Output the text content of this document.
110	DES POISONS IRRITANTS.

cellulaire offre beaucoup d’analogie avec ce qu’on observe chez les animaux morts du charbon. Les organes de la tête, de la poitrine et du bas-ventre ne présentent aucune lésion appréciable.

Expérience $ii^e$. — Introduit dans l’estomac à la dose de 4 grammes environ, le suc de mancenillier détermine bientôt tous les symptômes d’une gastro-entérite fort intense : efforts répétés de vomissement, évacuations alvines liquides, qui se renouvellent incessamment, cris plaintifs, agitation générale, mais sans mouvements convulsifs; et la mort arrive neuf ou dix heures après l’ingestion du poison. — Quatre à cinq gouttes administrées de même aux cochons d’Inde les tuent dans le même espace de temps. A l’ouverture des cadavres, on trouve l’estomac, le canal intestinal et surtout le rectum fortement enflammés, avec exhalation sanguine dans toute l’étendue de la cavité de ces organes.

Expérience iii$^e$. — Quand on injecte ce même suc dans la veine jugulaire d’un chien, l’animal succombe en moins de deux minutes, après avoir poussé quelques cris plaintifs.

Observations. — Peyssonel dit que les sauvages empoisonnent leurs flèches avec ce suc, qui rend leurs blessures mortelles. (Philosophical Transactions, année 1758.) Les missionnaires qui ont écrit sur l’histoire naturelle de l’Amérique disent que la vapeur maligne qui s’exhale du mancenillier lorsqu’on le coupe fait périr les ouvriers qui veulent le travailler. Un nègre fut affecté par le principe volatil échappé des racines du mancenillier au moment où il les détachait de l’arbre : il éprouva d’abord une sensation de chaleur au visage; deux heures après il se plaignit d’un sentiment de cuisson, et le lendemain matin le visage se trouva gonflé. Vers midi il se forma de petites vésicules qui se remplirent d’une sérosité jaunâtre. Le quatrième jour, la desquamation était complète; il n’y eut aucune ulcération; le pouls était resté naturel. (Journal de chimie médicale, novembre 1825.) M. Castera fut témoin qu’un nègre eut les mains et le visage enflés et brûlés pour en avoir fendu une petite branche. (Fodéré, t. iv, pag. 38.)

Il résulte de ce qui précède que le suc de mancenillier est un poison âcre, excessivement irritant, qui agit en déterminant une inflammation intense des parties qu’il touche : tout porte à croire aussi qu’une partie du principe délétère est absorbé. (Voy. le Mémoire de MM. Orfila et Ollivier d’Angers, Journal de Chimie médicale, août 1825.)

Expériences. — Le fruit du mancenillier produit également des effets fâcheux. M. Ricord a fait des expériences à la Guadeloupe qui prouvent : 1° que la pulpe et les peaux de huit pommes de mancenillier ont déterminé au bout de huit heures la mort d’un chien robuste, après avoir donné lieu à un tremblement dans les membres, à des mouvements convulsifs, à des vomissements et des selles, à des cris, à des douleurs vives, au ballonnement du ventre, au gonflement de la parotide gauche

..............................

◆ **INSTRUCTION**
Extract all the material, leaving every line as it is.

◆ **SOLUTION TO THIS PROBLEM**
Output the text content of this document.
110	DES POISONS IRRITANTS.

cellulaire offre beaucoup d’analogie avec ce qu’on observe chez les animaux morts du charbon. Les organes de la tête, de la poitrine et du bas-ventre ne présentent aucune lésion appréciable.

Expérience $ii^e$. — Introduit dans l’estomac à la dose de 4 grammes environ, le suc de mancenillier détermine bientôt tous les symptômes d’une gastro-entérite fort intense : efforts répétés de vomissement, évacuations alvines liquides, qui se renouvellent incessamment, cris plaintifs, agitation générale, mais sans mouvements convulsifs; et la mort arrive neuf ou dix heures après l’ingestion du poison. — Quatre à cinq gouttes administrées de même aux cochons d’Inde les tuent dans le même espace de temps. A l’ouverture des cadavres, on trouve l’estomac, le canal intestinal et surtout le rectum fortement enflammés, avec exhalation sanguine dans toute l’étendue de la cavité de ces organes.

Expérience iii$^e$. — Quand on injecte ce même suc dans la veine jugulaire d’un chien, l’animal succombe en moins de deux minutes, après avoir poussé quelques cris plaintifs.

Observations. — Peyssonel dit que les sauvages empoisonnent leurs flèches avec ce suc, qui rend leurs blessures mortelles. (Philosophical Transactions, année 1758.) Les missionnaires qui ont écrit sur l’histoire naturelle de l’Amérique disent que la vapeur maligne qui s’exhale du mancenillier lorsqu’on le coupe fait périr les ouvriers qui veulent le travailler. Un nègre fut affecté par le principe volatil échappé des racines du mancenillier au moment où il les détachait de l’arbre : il éprouva d’abord une sensation de chaleur au visage; deux heures après il se plaignit d’un sentiment de cuisson, et le lendemain matin le visage se trouva gonflé. Vers midi il se forma de petites vésicules qui se remplirent d’une sérosité jaunâtre. Le quatrième jour, la desquamation était complète; il n’y eut aucune ulcération; le pouls était resté naturel. (Journal de chimie médicale, novembre 1825.) M. Castera fut témoin qu’un nègre eut les mains et le visage enflés et brûlés pour en avoir fendu une petite branche. (Fodéré, t. iv, pag. 38.)

Il résulte de ce qui précède que le suc de mancenillier est un poison âcre, excessivement irritant, qui agit en déterminant une inflammation intense des parties qu’il touche : tout porte à croire aussi qu’une partie du principe délétère est absorbé. (Voy. le Mémoire de MM. Orfila et Ollivier d’Angers, Journal de Chimie médicale, août 1825.)

Expériences. — Le fruit du mancenillier produit également des effets fâcheux. M. Ricord a fait des expériences à la Guadeloupe qui prouvent : 1° que la pulpe et les peaux de huit pommes de mancenillier ont déterminé au bout de huit heures la mort d’un chien robuste, après avoir donné lieu à un tremblement dans les membres, à des mouvements convulsifs, à des vomissements et des selles, à des cris, à des douleurs vives, au ballonnement du ventre, au gonflement de la parotide gauche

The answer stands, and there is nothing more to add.